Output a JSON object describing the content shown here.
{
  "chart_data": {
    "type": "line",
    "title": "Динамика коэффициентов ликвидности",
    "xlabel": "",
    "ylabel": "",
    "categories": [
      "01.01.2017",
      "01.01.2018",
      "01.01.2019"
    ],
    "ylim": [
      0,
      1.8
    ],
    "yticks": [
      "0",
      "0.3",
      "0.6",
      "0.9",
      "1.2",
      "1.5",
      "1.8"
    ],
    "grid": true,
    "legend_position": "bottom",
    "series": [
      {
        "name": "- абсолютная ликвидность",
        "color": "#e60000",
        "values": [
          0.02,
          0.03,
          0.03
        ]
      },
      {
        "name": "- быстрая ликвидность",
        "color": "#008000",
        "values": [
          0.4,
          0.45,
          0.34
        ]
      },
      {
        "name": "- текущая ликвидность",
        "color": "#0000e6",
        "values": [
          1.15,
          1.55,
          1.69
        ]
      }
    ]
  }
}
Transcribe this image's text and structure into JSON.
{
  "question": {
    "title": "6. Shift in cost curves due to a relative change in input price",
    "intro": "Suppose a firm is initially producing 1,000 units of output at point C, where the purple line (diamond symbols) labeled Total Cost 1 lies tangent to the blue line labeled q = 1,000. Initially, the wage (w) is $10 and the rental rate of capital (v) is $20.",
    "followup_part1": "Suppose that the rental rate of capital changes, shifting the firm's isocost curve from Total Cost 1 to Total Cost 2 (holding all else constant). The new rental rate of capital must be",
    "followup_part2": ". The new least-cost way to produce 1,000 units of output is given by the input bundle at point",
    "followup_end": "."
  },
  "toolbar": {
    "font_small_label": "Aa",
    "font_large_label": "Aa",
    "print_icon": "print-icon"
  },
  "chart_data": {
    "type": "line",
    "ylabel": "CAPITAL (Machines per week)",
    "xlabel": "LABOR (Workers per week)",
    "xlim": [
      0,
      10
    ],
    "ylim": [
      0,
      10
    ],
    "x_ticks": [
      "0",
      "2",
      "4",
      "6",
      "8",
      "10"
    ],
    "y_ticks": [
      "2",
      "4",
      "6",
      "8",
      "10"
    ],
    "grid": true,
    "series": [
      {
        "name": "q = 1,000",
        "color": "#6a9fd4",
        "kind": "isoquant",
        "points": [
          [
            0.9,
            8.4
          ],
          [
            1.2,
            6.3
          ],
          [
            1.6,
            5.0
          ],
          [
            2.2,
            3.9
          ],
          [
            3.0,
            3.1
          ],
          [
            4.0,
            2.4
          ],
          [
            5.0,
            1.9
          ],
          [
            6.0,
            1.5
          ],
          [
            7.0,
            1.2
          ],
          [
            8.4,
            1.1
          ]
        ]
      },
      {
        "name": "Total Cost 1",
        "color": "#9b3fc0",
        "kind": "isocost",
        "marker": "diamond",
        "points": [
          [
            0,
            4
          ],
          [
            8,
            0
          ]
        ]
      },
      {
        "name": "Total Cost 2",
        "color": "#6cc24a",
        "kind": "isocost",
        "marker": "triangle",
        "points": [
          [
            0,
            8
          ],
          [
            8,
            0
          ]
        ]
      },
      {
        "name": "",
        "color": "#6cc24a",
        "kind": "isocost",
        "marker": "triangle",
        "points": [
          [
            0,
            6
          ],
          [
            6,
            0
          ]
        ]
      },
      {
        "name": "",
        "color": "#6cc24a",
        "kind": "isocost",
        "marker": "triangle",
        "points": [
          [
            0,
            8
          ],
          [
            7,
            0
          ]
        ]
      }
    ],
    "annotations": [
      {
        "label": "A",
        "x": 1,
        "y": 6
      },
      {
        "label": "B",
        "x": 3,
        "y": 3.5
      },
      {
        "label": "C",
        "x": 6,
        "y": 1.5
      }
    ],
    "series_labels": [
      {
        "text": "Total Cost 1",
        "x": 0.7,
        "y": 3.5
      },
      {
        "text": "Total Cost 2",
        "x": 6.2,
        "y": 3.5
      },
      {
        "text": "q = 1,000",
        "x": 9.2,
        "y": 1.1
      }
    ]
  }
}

▸ **OBJECTIVE**
Copy all the records above precisely.

▸ **RESULT FOR THIS TASK**
Output a JSON object describing the content shown here.
{
  "chart_data": {
    "type": "line",
    "title": "Динамика коэффициентов ликвидности",
    "xlabel": "",
    "ylabel": "",
    "categories": [
      "01.01.2017",
      "01.01.2018",
      "01.01.2019"
    ],
    "ylim": [
      0,
      1.8
    ],
    "yticks": [
      "0",
      "0.3",
      "0.6",
      "0.9",
      "1.2",
      "1.5",
      "1.8"
    ],
    "grid": true,
    "legend_position": "bottom",
    "series": [
      {
        "name": "- абсолютная ликвидность",
        "color": "#e60000",
        "values": [
          0.02,
          0.03,
          0.03
        ]
      },
      {
        "name": "- быстрая ликвидность",
        "color": "#008000",
        "values": [
          0.4,
          0.45,
          0.34
        ]
      },
      {
        "name": "- текущая ликвидность",
        "color": "#0000e6",
        "values": [
          1.15,
          1.55,
          1.69
        ]
      }
    ]
  }
}
Transcribe this image's text and structure into JSON.
{
  "question": {
    "title": "6. Shift in cost curves due to a relative change in input price",
    "intro": "Suppose a firm is initially producing 1,000 units of output at point C, where the purple line (diamond symbols) labeled Total Cost 1 lies tangent to the blue line labeled q = 1,000. Initially, the wage (w) is $10 and the rental rate of capital (v) is $20.",
    "followup_part1": "Suppose that the rental rate of capital changes, shifting the firm's isocost curve from Total Cost 1 to Total Cost 2 (holding all else constant). The new rental rate of capital must be",
    "followup_part2": ". The new least-cost way to produce 1,000 units of output is given by the input bundle at point",
    "followup_end": "."
  },
  "toolbar": {
    "font_small_label": "Aa",
    "font_large_label": "Aa",
    "print_icon": "print-icon"
  },
  "chart_data": {
    "type": "line",
    "ylabel": "CAPITAL (Machines per week)",
    "xlabel": "LABOR (Workers per week)",
    "xlim": [
      0,
      10
    ],
    "ylim": [
      0,
      10
    ],
    "x_ticks": [
      "0",
      "2",
      "4",
      "6",
      "8",
      "10"
    ],
    "y_ticks": [
      "2",
      "4",
      "6",
      "8",
      "10"
    ],
    "grid": true,
    "series": [
      {
        "name": "q = 1,000",
        "color": "#6a9fd4",
        "kind": "isoquant",
        "points": [
          [
            0.9,
            8.4
          ],
          [
            1.2,
            6.3
          ],
          [
            1.6,
            5.0
          ],
          [
            2.2,
            3.9
          ],
          [
            3.0,
            3.1
          ],
          [
            4.0,
            2.4
          ],
          [
            5.0,
            1.9
          ],
          [
            6.0,
            1.5
          ],
          [
            7.0,
            1.2
          ],
          [
            8.4,
            1.1
          ]
        ]
      },
      {
        "name": "Total Cost 1",
        "color": "#9b3fc0",
        "kind": "isocost",
        "marker": "diamond",
        "points": [
          [
            0,
            4
          ],
          [
            8,
            0
          ]
        ]
      },
      {
        "name": "Total Cost 2",
        "color": "#6cc24a",
        "kind": "isocost",
        "marker": "triangle",
        "points": [
          [
            0,
            8
          ],
          [
            8,
            0
          ]
        ]
      },
      {
        "name": "",
        "color": "#6cc24a",
        "kind": "isocost",
        "marker": "triangle",
        "points": [
          [
            0,
            6
          ],
          [
            6,
            0
          ]
        ]
      },
      {
        "name": "",
        "color": "#6cc24a",
        "kind": "isocost",
        "marker": "triangle",
        "points": [
          [
            0,
            8
          ],
          [
            7,
            0
          ]
        ]
      }
    ],
    "annotations": [
      {
        "label": "A",
        "x": 1,
        "y": 6
      },
      {
        "label": "B",
        "x": 3,
        "y": 3.5
      },
      {
        "label": "C",
        "x": 6,
        "y": 1.5
      }
    ],
    "series_labels": [
      {
        "text": "Total Cost 1",
        "x": 0.7,
        "y": 3.5
      },
      {
        "text": "Total Cost 2",
        "x": 6.2,
        "y": 3.5
      },
      {
        "text": "q = 1,000",
        "x": 9.2,
        "y": 1.1
      }
    ]
  }
}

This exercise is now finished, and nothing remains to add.